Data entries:
*-*-*
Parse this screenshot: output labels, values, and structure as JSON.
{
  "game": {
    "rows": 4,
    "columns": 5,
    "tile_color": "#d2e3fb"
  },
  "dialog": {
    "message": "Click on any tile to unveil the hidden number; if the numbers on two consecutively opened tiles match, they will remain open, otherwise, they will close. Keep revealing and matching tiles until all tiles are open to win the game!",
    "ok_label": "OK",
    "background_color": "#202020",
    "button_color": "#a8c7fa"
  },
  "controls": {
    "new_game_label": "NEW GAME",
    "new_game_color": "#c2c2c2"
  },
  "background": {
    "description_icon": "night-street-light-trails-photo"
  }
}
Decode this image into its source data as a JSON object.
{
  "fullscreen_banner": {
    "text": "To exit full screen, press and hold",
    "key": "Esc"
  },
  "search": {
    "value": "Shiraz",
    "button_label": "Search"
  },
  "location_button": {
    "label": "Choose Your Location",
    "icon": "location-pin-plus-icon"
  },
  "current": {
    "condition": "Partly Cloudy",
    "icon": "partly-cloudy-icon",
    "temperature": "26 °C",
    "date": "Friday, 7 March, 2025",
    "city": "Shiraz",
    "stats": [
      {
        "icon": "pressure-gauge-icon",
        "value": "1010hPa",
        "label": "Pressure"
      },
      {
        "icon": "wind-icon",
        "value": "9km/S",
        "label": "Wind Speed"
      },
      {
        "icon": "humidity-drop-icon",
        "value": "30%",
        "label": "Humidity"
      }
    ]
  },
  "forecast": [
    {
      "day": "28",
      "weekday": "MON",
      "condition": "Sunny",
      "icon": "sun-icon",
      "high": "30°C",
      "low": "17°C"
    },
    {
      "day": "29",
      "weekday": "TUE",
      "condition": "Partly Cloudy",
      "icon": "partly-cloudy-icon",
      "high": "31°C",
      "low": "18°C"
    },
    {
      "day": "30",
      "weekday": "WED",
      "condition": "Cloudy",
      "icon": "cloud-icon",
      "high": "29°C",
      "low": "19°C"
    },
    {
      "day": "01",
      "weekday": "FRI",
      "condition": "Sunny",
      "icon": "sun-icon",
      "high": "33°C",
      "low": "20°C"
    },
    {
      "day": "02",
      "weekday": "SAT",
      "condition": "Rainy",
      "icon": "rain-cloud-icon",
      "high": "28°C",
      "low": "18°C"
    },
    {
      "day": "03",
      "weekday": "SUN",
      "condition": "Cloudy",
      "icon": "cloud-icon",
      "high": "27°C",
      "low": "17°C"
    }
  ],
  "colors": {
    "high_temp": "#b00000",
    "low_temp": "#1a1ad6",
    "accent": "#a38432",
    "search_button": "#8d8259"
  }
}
*-*-*
Your goal. Filter the listing above for the string "this" and copy every matching line.

Answer to the exercise.
Parse this screenshot: output labels, values, and structure as JSON.
Decode this image into its source data as a JSON object.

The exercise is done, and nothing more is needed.